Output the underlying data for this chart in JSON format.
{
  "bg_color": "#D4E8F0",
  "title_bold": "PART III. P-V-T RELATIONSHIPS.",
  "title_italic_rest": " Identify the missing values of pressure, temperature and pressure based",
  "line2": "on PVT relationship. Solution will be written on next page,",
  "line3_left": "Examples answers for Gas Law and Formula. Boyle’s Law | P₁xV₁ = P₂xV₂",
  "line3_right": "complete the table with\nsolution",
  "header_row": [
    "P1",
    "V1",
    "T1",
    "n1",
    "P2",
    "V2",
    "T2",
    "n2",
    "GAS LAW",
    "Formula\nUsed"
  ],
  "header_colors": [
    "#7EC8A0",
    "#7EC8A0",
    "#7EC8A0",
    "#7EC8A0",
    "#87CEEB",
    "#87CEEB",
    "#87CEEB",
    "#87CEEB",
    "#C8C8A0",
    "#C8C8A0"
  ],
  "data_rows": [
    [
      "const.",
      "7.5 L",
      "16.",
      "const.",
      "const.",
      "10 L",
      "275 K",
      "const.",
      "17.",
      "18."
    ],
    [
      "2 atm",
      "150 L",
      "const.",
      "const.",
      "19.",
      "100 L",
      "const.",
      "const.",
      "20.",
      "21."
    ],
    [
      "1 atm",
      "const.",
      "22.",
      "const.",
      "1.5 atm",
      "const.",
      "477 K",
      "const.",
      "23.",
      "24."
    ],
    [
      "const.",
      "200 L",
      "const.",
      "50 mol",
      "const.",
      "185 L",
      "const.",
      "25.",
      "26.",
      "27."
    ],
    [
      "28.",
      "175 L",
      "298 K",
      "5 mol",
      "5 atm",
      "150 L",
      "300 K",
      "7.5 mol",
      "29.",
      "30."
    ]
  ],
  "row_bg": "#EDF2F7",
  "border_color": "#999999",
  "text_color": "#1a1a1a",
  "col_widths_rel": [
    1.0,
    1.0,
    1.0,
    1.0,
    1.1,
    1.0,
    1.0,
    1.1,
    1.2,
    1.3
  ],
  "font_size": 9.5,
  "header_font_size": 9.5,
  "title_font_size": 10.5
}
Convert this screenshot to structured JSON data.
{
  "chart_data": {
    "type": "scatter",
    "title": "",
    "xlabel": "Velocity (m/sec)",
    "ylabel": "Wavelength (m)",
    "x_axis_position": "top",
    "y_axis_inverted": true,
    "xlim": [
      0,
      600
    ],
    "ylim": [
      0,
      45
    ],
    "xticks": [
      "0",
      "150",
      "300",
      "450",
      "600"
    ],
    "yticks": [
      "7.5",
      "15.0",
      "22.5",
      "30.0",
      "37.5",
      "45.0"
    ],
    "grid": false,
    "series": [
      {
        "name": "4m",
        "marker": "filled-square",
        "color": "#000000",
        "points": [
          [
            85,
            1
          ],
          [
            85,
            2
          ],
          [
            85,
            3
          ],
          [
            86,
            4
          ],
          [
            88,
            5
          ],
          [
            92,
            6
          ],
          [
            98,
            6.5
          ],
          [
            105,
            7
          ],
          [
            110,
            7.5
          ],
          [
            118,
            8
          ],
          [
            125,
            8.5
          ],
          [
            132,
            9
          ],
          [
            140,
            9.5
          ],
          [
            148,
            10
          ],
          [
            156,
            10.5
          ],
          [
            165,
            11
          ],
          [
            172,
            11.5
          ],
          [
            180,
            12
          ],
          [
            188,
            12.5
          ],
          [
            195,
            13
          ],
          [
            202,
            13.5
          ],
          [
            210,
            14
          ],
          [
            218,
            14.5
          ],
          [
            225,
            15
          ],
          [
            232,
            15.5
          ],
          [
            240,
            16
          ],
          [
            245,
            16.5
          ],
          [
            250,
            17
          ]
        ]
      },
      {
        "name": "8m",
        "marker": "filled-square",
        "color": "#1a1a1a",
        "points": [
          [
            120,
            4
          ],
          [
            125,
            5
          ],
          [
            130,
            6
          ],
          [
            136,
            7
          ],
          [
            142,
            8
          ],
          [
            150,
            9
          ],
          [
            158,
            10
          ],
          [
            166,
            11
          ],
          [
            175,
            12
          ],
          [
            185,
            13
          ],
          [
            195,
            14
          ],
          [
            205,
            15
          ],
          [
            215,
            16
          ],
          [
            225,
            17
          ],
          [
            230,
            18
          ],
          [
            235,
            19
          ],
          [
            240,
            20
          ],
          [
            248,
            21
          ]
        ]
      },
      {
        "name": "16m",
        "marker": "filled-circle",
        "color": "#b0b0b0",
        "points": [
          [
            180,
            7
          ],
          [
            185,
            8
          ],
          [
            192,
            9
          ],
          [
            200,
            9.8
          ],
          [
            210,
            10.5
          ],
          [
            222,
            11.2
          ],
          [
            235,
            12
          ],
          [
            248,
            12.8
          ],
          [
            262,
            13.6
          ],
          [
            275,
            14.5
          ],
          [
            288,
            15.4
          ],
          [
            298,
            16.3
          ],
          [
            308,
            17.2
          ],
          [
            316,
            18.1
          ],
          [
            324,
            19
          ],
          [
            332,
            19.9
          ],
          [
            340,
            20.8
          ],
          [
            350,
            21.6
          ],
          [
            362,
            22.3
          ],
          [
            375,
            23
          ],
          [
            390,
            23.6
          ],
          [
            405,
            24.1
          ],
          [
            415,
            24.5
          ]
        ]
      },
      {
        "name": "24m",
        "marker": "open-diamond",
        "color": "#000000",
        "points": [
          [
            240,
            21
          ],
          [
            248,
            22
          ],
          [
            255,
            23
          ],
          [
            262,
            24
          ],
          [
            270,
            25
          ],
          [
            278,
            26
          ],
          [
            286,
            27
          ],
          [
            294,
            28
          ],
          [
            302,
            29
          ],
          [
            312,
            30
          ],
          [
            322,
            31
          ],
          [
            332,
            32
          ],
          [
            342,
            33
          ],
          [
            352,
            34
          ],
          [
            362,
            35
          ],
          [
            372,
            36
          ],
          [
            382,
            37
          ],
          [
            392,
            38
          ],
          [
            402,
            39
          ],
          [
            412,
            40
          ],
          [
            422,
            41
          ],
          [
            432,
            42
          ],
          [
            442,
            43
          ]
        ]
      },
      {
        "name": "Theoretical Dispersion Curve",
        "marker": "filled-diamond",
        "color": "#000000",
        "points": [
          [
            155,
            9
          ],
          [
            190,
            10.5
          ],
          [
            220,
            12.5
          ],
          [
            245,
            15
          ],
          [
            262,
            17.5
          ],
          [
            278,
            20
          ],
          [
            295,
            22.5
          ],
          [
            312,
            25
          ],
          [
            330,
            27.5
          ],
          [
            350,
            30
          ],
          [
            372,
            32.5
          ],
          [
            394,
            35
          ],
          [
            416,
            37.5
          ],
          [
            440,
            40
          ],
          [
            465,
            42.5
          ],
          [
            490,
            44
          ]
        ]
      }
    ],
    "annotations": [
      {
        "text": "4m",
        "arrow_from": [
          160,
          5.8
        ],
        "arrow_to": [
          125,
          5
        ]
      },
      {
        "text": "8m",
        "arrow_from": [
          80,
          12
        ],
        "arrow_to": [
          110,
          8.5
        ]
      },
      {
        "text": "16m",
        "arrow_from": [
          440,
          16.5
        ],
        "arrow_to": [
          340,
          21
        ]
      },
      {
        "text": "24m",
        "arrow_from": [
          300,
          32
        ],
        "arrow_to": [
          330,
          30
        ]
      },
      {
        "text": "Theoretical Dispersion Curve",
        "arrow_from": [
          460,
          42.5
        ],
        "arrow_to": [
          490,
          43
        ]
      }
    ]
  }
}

WHAT TO PRODUCE >> Every entry needs to be retyped exactly.

TASK RESPONSE >>
Output the underlying data for this chart in JSON format.
{
  "bg_color": "#D4E8F0",
  "title_bold": "PART III. P-V-T RELATIONSHIPS.",
  "title_italic_rest": " Identify the missing values of pressure, temperature and pressure based",
  "line2": "on PVT relationship. Solution will be written on next page,",
  "line3_left": "Examples answers for Gas Law and Formula. Boyle’s Law | P₁xV₁ = P₂xV₂",
  "line3_right": "complete the table with\nsolution",
  "header_row": [
    "P1",
    "V1",
    "T1",
    "n1",
    "P2",
    "V2",
    "T2",
    "n2",
    "GAS LAW",
    "Formula\nUsed"
  ],
  "header_colors": [
    "#7EC8A0",
    "#7EC8A0",
    "#7EC8A0",
    "#7EC8A0",
    "#87CEEB",
    "#87CEEB",
    "#87CEEB",
    "#87CEEB",
    "#C8C8A0",
    "#C8C8A0"
  ],
  "data_rows": [
    [
      "const.",
      "7.5 L",
      "16.",
      "const.",
      "const.",
      "10 L",
      "275 K",
      "const.",
      "17.",
      "18."
    ],
    [
      "2 atm",
      "150 L",
      "const.",
      "const.",
      "19.",
      "100 L",
      "const.",
      "const.",
      "20.",
      "21."
    ],
    [
      "1 atm",
      "const.",
      "22.",
      "const.",
      "1.5 atm",
      "const.",
      "477 K",
      "const.",
      "23.",
      "24."
    ],
    [
      "const.",
      "200 L",
      "const.",
      "50 mol",
      "const.",
      "185 L",
      "const.",
      "25.",
      "26.",
      "27."
    ],
    [
      "28.",
      "175 L",
      "298 K",
      "5 mol",
      "5 atm",
      "150 L",
      "300 K",
      "7.5 mol",
      "29.",
      "30."
    ]
  ],
  "row_bg": "#EDF2F7",
  "border_color": "#999999",
  "text_color": "#1a1a1a",
  "col_widths_rel": [
    1.0,
    1.0,
    1.0,
    1.0,
    1.1,
    1.0,
    1.0,
    1.1,
    1.2,
    1.3
  ],
  "font_size": 9.5,
  "header_font_size": 9.5,
  "title_font_size": 10.5
}
Convert this screenshot to structured JSON data.
{
  "chart_data": {
    "type": "scatter",
    "title": "",
    "xlabel": "Velocity (m/sec)",
    "ylabel": "Wavelength (m)",
    "x_axis_position": "top",
    "y_axis_inverted": true,
    "xlim": [
      0,
      600
    ],
    "ylim": [
      0,
      45
    ],
    "xticks": [
      "0",
      "150",
      "300",
      "450",
      "600"
    ],
    "yticks": [
      "7.5",
      "15.0",
      "22.5",
      "30.0",
      "37.5",
      "45.0"
    ],
    "grid": false,
    "series": [
      {
        "name": "4m",
        "marker": "filled-square",
        "color": "#000000",
        "points": [
          [
            85,
            1
          ],
          [
            85,
            2
          ],
          [
            85,
            3
          ],
          [
            86,
            4
          ],
          [
            88,
            5
          ],
          [
            92,
            6
          ],
          [
            98,
            6.5
          ],
          [
            105,
            7
          ],
          [
            110,
            7.5
          ],
          [
            118,
            8
          ],
          [
            125,
            8.5
          ],
          [
            132,
            9
          ],
          [
            140,
            9.5
          ],
          [
            148,
            10
          ],
          [
            156,
            10.5
          ],
          [
            165,
            11
          ],
          [
            172,
            11.5
          ],
          [
            180,
            12
          ],
          [
            188,
            12.5
          ],
          [
            195,
            13
          ],
          [
            202,
            13.5
          ],
          [
            210,
            14
          ],
          [
            218,
            14.5
          ],
          [
            225,
            15
          ],
          [
            232,
            15.5
          ],
          [
            240,
            16
          ],
          [
            245,
            16.5
          ],
          [
            250,
            17
          ]
        ]
      },
      {
        "name": "8m",
        "marker": "filled-square",
        "color": "#1a1a1a",
        "points": [
          [
            120,
            4
          ],
          [
            125,
            5
          ],
          [
            130,
            6
          ],
          [
            136,
            7
          ],
          [
            142,
            8
          ],
          [
            150,
            9
          ],
          [
            158,
            10
          ],
          [
            166,
            11
          ],
          [
            175,
            12
          ],
          [
            185,
            13
          ],
          [
            195,
            14
          ],
          [
            205,
            15
          ],
          [
            215,
            16
          ],
          [
            225,
            17
          ],
          [
            230,
            18
          ],
          [
            235,
            19
          ],
          [
            240,
            20
          ],
          [
            248,
            21
          ]
        ]
      },
      {
        "name": "16m",
        "marker": "filled-circle",
        "color": "#b0b0b0",
        "points": [
          [
            180,
            7
          ],
          [
            185,
            8
          ],
          [
            192,
            9
          ],
          [
            200,
            9.8
          ],
          [
            210,
            10.5
          ],
          [
            222,
            11.2
          ],
          [
            235,
            12
          ],
          [
            248,
            12.8
          ],
          [
            262,
            13.6
          ],
          [
            275,
            14.5
          ],
          [
            288,
            15.4
          ],
          [
            298,
            16.3
          ],
          [
            308,
            17.2
          ],
          [
            316,
            18.1
          ],
          [
            324,
            19
          ],
          [
            332,
            19.9
          ],
          [
            340,
            20.8
          ],
          [
            350,
            21.6
          ],
          [
            362,
            22.3
          ],
          [
            375,
            23
          ],
          [
            390,
            23.6
          ],
          [
            405,
            24.1
          ],
          [
            415,
            24.5
          ]
        ]
      },
      {
        "name": "24m",
        "marker": "open-diamond",
        "color": "#000000",
        "points": [
          [
            240,
            21
          ],
          [
            248,
            22
          ],
          [
            255,
            23
          ],
          [
            262,
            24
          ],
          [
            270,
            25
          ],
          [
            278,
            26
          ],
          [
            286,
            27
          ],
          [
            294,
            28
          ],
          [
            302,
            29
          ],
          [
            312,
            30
          ],
          [
            322,
            31
          ],
          [
            332,
            32
          ],
          [
            342,
            33
          ],
          [
            352,
            34
          ],
          [
            362,
            35
          ],
          [
            372,
            36
          ],
          [
            382,
            37
          ],
          [
            392,
            38
          ],
          [
            402,
            39
          ],
          [
            412,
            40
          ],
          [
            422,
            41
          ],
          [
            432,
            42
          ],
          [
            442,
            43
          ]
        ]
      },
      {
        "name": "Theoretical Dispersion Curve",
        "marker": "filled-diamond",
        "color": "#000000",
        "points": [
          [
            155,
            9
          ],
          [
            190,
            10.5
          ],
          [
            220,
            12.5
          ],
          [
            245,
            15
          ],
          [
            262,
            17.5
          ],
          [
            278,
            20
          ],
          [
            295,
            22.5
          ],
          [
            312,
            25
          ],
          [
            330,
            27.5
          ],
          [
            350,
            30
          ],
          [
            372,
            32.5
          ],
          [
            394,
            35
          ],
          [
            416,
            37.5
          ],
          [
            440,
            40
          ],
          [
            465,
            42.5
          ],
          [
            490,
            44
          ]
        ]
      }
    ],
    "annotations": [
      {
        "text": "4m",
        "arrow_from": [
          160,
          5.8
        ],
        "arrow_to": [
          125,
          5
        ]
      },
      {
        "text": "8m",
        "arrow_from": [
          80,
          12
        ],
        "arrow_to": [
          110,
          8.5
        ]
      },
      {
        "text": "16m",
        "arrow_from": [
          440,
          16.5
        ],
        "arrow_to": [
          340,
          21
        ]
      },
      {
        "text": "24m",
        "arrow_from": [
          300,
          32
        ],
        "arrow_to": [
          330,
          30
        ]
      },
      {
        "text": "Theoretical Dispersion Curve",
        "arrow_from": [
          460,
          42.5
        ],
        "arrow_to": [
          490,
          43
        ]
      }
    ]
  }
}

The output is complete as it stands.